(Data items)
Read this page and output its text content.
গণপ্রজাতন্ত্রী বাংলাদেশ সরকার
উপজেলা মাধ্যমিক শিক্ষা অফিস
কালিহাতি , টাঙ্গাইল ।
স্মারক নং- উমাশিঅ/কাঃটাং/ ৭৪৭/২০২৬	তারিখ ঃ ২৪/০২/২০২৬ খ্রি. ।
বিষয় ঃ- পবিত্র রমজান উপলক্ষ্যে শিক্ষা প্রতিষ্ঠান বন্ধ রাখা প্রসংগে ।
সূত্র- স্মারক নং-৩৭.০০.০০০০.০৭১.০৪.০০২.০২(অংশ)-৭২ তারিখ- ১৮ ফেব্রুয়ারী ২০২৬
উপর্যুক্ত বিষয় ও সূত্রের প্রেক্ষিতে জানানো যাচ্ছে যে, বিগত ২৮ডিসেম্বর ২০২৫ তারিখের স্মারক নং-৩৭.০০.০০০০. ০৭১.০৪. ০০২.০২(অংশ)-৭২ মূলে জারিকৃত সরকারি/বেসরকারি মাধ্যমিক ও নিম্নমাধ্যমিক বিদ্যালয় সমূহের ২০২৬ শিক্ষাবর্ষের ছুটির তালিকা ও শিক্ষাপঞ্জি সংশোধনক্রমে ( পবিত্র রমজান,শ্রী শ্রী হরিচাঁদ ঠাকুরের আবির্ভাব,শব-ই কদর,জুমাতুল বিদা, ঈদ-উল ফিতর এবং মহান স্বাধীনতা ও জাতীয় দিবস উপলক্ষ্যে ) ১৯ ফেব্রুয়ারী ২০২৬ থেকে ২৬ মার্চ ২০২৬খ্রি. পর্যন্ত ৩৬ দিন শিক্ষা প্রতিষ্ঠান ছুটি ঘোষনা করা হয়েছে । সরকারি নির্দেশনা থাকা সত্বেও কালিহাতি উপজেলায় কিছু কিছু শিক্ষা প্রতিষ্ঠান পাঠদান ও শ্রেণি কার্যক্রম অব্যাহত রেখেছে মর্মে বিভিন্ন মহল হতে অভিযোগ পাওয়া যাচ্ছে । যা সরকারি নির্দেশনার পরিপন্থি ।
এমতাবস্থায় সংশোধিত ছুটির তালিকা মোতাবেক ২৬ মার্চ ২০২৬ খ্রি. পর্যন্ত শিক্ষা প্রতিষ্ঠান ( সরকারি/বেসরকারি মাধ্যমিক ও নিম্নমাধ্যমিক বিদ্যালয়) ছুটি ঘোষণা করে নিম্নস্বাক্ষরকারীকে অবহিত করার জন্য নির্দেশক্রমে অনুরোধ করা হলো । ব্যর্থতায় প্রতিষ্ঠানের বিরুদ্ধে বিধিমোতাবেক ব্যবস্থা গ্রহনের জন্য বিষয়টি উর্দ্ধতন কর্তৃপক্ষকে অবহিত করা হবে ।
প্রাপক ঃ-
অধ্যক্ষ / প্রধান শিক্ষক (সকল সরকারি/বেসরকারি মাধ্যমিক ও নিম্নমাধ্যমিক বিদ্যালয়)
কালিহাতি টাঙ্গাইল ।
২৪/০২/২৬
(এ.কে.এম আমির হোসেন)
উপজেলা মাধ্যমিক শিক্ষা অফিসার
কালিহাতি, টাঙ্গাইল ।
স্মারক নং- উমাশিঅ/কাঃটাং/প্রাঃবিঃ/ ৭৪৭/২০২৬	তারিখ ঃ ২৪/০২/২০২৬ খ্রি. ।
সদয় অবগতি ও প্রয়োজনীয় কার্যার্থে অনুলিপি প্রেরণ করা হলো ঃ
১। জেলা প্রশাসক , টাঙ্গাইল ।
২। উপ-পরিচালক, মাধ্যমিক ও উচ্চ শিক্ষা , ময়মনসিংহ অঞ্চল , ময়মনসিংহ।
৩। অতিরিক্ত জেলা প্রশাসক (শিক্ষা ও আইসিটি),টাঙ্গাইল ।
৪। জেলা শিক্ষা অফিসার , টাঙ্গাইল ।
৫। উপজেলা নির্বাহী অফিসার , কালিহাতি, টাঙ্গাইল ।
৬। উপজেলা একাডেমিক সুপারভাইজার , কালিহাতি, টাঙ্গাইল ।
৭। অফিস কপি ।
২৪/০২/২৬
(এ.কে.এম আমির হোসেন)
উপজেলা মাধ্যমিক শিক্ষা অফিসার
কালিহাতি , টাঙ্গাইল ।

- [Given request]:
Each line above is to be repeated exactly.

- [Right answer]:
Read this page and output its text content.
গণপ্রজাতন্ত্রী বাংলাদেশ সরকার
উপজেলা মাধ্যমিক শিক্ষা অফিস
কালিহাতি , টাঙ্গাইল ।
স্মারক নং- উমাশিঅ/কাঃটাং/ ৭৪৭/২০২৬	তারিখ ঃ ২৪/০২/২০২৬ খ্রি. ।
বিষয় ঃ- পবিত্র রমজান উপলক্ষ্যে শিক্ষা প্রতিষ্ঠান বন্ধ রাখা প্রসংগে ।
সূত্র- স্মারক নং-৩৭.০০.০০০০.০৭১.০৪.০০২.০২(অংশ)-৭২ তারিখ- ১৮ ফেব্রুয়ারী ২০২৬
উপর্যুক্ত বিষয় ও সূত্রের প্রেক্ষিতে জানানো যাচ্ছে যে, বিগত ২৮ডিসেম্বর ২০২৫ তারিখের স্মারক নং-৩৭.০০.০০০০. ০৭১.০৪. ০০২.০২(অংশ)-৭২ মূলে জারিকৃত সরকারি/বেসরকারি মাধ্যমিক ও নিম্নমাধ্যমিক বিদ্যালয় সমূহের ২০২৬ শিক্ষাবর্ষের ছুটির তালিকা ও শিক্ষাপঞ্জি সংশোধনক্রমে ( পবিত্র রমজান,শ্রী শ্রী হরিচাঁদ ঠাকুরের আবির্ভাব,শব-ই কদর,জুমাতুল বিদা, ঈদ-উল ফিতর এবং মহান স্বাধীনতা ও জাতীয় দিবস উপলক্ষ্যে ) ১৯ ফেব্রুয়ারী ২০২৬ থেকে ২৬ মার্চ ২০২৬খ্রি. পর্যন্ত ৩৬ দিন শিক্ষা প্রতিষ্ঠান ছুটি ঘোষনা করা হয়েছে । সরকারি নির্দেশনা থাকা সত্বেও কালিহাতি উপজেলায় কিছু কিছু শিক্ষা প্রতিষ্ঠান পাঠদান ও শ্রেণি কার্যক্রম অব্যাহত রেখেছে মর্মে বিভিন্ন মহল হতে অভিযোগ পাওয়া যাচ্ছে । যা সরকারি নির্দেশনার পরিপন্থি ।
এমতাবস্থায় সংশোধিত ছুটির তালিকা মোতাবেক ২৬ মার্চ ২০২৬ খ্রি. পর্যন্ত শিক্ষা প্রতিষ্ঠান ( সরকারি/বেসরকারি মাধ্যমিক ও নিম্নমাধ্যমিক বিদ্যালয়) ছুটি ঘোষণা করে নিম্নস্বাক্ষরকারীকে অবহিত করার জন্য নির্দেশক্রমে অনুরোধ করা হলো । ব্যর্থতায় প্রতিষ্ঠানের বিরুদ্ধে বিধিমোতাবেক ব্যবস্থা গ্রহনের জন্য বিষয়টি উর্দ্ধতন কর্তৃপক্ষকে অবহিত করা হবে ।
প্রাপক ঃ-
অধ্যক্ষ / প্রধান শিক্ষক (সকল সরকারি/বেসরকারি মাধ্যমিক ও নিম্নমাধ্যমিক বিদ্যালয়)
কালিহাতি টাঙ্গাইল ।
২৪/০২/২৬
(এ.কে.এম আমির হোসেন)
উপজেলা মাধ্যমিক শিক্ষা অফিসার
কালিহাতি, টাঙ্গাইল ।
স্মারক নং- উমাশিঅ/কাঃটাং/প্রাঃবিঃ/ ৭৪৭/২০২৬	তারিখ ঃ ২৪/০২/২০২৬ খ্রি. ।
সদয় অবগতি ও প্রয়োজনীয় কার্যার্থে অনুলিপি প্রেরণ করা হলো ঃ
১। জেলা প্রশাসক , টাঙ্গাইল ।
২। উপ-পরিচালক, মাধ্যমিক ও উচ্চ শিক্ষা , ময়মনসিংহ অঞ্চল , ময়মনসিংহ।
৩। অতিরিক্ত জেলা প্রশাসক (শিক্ষা ও আইসিটি),টাঙ্গাইল ।
৪। জেলা শিক্ষা অফিসার , টাঙ্গাইল ।
৫। উপজেলা নির্বাহী অফিসার , কালিহাতি, টাঙ্গাইল ।
৬। উপজেলা একাডেমিক সুপারভাইজার , কালিহাতি, টাঙ্গাইল ।
৭। অফিস কপি ।
২৪/০২/২৬
(এ.কে.এম আমির হোসেন)
উপজেলা মাধ্যমিক শিক্ষা অফিসার
কালিহাতি , টাঙ্গাইল ।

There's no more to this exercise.